Express the lines running from the start of the records through the line containing "tab-payment-and-delivery[interactable]: PAYMENT AND", both included, as a JSON list of strings with one string per line and blank lines omitted.

╔══

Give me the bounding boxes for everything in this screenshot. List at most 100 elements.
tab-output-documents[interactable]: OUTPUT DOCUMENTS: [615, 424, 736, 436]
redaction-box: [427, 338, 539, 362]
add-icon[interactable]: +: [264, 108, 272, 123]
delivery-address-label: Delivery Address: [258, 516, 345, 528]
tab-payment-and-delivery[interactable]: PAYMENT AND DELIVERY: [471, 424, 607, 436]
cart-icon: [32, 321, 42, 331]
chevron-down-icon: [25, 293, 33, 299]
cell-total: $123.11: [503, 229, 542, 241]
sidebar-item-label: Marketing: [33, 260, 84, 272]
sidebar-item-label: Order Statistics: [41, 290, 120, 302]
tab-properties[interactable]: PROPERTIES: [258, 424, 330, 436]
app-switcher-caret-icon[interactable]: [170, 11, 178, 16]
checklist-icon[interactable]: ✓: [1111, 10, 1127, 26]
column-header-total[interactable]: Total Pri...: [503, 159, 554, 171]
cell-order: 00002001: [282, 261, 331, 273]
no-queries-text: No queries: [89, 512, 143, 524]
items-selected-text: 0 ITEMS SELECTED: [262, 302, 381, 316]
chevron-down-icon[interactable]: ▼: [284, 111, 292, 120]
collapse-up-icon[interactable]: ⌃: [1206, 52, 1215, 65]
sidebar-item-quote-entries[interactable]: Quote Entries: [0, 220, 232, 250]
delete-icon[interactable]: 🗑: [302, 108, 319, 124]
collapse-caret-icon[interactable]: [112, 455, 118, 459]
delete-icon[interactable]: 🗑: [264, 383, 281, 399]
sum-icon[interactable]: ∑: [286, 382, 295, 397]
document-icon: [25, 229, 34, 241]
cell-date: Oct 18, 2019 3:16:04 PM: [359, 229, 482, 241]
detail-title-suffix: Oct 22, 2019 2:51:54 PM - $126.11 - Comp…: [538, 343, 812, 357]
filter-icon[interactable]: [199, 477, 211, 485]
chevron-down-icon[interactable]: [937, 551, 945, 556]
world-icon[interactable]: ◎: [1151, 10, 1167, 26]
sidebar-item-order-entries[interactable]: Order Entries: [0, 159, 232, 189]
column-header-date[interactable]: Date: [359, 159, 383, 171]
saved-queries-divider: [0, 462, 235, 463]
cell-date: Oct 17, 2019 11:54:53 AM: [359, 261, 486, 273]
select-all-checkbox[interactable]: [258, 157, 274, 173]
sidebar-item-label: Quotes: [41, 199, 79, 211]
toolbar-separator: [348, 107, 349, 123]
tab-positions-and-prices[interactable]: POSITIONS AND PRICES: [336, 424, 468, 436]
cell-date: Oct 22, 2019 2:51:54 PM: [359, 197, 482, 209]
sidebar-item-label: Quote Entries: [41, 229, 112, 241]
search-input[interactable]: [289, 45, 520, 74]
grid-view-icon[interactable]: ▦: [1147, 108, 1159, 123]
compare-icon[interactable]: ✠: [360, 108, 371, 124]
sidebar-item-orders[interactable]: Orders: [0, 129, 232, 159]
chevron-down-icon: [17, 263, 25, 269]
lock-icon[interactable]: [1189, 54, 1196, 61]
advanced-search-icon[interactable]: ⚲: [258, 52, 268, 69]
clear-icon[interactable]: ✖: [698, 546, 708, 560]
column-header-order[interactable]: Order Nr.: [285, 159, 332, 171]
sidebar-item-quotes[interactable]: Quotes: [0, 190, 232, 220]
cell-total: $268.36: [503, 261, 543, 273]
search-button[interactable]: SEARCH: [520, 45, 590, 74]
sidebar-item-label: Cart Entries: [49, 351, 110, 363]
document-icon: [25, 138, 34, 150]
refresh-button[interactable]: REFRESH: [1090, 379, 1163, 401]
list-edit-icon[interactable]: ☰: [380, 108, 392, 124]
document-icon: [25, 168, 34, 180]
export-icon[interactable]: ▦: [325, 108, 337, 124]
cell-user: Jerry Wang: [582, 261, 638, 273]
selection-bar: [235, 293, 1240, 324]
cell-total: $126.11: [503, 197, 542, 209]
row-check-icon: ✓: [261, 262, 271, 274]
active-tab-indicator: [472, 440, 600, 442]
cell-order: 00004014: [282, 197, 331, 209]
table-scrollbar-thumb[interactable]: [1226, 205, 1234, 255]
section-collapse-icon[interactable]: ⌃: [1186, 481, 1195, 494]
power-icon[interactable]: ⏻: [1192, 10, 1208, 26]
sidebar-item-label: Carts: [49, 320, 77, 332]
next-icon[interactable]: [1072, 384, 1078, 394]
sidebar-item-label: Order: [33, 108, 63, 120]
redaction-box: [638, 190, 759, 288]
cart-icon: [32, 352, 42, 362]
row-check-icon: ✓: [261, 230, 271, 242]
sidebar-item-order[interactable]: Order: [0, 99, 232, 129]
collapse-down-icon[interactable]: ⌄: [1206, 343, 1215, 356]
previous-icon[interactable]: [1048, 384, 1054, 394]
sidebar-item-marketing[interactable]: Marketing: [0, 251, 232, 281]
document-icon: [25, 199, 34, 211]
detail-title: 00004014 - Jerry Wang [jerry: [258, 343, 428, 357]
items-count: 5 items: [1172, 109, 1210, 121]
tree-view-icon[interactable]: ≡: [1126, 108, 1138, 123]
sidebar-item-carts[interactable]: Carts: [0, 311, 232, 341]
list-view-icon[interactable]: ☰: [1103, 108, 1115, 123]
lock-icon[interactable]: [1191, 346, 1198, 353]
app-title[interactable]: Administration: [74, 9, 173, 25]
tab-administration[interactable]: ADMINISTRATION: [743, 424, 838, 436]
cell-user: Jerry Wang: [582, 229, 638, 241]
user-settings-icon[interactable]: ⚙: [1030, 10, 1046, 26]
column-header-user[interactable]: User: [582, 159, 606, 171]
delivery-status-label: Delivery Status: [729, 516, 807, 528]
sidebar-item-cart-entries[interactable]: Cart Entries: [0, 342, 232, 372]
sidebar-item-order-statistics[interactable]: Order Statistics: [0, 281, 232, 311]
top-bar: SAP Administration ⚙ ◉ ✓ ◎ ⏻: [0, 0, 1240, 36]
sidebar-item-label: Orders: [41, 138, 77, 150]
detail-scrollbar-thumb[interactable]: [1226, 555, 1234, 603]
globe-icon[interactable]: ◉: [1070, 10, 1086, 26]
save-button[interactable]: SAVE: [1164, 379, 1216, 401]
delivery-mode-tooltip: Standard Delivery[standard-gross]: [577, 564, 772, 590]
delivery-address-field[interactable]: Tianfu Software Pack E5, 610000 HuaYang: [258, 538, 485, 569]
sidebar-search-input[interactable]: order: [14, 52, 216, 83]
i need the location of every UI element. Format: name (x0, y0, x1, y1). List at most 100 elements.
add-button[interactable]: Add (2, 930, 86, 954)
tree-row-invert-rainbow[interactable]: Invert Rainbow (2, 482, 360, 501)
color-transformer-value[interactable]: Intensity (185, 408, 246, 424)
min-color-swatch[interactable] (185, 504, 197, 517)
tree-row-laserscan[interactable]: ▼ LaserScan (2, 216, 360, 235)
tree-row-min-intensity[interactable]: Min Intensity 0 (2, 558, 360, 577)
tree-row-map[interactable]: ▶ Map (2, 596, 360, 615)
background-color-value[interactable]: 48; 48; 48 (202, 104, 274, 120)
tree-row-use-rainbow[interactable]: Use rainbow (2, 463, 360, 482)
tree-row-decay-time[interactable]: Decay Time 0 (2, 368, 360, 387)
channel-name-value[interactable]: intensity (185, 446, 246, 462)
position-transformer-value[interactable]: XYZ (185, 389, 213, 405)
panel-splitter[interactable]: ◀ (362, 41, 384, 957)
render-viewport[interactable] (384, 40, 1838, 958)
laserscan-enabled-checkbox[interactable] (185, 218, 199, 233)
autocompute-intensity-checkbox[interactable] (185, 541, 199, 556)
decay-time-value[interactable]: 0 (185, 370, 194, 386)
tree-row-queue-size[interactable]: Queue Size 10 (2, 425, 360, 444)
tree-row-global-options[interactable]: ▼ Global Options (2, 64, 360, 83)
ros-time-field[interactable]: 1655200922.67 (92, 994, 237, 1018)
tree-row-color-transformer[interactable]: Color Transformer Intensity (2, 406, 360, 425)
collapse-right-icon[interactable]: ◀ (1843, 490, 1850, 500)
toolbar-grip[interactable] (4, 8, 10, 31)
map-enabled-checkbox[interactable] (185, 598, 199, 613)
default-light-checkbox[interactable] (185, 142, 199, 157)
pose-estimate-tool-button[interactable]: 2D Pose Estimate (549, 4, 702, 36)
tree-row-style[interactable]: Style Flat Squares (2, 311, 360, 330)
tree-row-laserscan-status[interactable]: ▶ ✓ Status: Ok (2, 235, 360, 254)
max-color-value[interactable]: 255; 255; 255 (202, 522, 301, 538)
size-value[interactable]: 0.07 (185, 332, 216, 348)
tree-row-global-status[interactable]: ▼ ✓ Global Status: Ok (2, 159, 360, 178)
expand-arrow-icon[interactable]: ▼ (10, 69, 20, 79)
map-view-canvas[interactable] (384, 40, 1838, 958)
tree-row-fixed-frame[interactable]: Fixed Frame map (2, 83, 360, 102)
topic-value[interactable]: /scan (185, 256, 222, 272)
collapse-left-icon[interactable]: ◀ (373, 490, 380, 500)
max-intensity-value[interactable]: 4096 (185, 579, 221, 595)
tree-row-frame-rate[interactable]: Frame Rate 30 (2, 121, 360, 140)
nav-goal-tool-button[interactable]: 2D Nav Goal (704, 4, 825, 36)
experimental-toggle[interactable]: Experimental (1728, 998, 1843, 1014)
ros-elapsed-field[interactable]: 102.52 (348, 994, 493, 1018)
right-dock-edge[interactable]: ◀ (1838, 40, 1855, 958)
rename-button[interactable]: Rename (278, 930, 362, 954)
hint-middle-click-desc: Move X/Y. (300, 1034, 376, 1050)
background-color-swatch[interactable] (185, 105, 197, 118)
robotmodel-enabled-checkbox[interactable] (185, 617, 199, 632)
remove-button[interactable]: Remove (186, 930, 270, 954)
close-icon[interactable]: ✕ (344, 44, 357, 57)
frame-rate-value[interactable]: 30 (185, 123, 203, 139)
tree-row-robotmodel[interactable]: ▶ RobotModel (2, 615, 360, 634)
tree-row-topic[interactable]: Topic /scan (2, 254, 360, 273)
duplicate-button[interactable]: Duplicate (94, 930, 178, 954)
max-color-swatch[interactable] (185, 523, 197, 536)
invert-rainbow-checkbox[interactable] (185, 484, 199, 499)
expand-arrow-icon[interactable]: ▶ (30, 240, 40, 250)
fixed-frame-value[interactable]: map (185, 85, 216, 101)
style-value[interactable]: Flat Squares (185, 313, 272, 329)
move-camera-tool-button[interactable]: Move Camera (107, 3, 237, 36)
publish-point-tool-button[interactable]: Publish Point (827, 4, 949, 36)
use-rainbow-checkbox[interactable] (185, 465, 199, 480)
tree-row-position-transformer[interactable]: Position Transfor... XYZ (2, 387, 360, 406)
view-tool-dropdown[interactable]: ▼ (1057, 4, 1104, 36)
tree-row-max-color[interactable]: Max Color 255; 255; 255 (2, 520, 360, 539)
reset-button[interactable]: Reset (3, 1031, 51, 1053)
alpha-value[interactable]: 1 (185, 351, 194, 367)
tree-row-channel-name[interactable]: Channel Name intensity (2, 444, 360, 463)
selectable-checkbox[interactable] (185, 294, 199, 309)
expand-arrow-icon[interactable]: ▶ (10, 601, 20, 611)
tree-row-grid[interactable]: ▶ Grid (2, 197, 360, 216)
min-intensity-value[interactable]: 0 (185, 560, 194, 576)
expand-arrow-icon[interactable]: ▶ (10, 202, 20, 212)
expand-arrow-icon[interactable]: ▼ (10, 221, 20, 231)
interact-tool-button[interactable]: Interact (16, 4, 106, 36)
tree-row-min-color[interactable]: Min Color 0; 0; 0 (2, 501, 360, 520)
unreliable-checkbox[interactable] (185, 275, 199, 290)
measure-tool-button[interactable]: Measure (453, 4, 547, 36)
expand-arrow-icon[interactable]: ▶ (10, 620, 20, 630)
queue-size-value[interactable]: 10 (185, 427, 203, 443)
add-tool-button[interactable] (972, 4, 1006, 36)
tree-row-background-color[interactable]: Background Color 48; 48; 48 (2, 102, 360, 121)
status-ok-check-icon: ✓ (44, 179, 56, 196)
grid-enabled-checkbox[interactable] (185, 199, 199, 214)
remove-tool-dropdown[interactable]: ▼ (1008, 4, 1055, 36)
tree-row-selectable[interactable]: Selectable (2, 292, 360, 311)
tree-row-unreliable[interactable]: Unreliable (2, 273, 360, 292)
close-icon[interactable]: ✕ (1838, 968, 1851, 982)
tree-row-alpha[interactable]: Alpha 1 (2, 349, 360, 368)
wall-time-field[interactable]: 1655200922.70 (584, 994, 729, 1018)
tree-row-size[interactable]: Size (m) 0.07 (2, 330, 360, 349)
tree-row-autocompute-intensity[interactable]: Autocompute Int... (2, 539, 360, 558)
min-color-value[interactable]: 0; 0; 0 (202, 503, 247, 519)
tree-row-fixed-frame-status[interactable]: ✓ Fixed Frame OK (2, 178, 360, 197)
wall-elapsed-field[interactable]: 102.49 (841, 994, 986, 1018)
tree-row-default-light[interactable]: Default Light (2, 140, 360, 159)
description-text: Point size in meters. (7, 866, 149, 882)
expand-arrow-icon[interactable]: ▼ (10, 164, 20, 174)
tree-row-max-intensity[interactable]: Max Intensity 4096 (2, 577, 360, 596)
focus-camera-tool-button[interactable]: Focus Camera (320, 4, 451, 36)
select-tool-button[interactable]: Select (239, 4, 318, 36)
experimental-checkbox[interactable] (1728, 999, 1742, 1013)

╚══

Written reply ::
[
  "Give me the bounding boxes for everything in this screenshot. List at most 100 elements.",
  "tab-output-documents[interactable]: OUTPUT DOCUMENTS: [615, 424, 736, 436]",
  "redaction-box: [427, 338, 539, 362]",
  "add-icon[interactable]: +: [264, 108, 272, 123]",
  "delivery-address-label: Delivery Address: [258, 516, 345, 528]",
  "tab-payment-and-delivery[interactable]: PAYMENT AND DELIVERY: [471, 424, 607, 436]"
]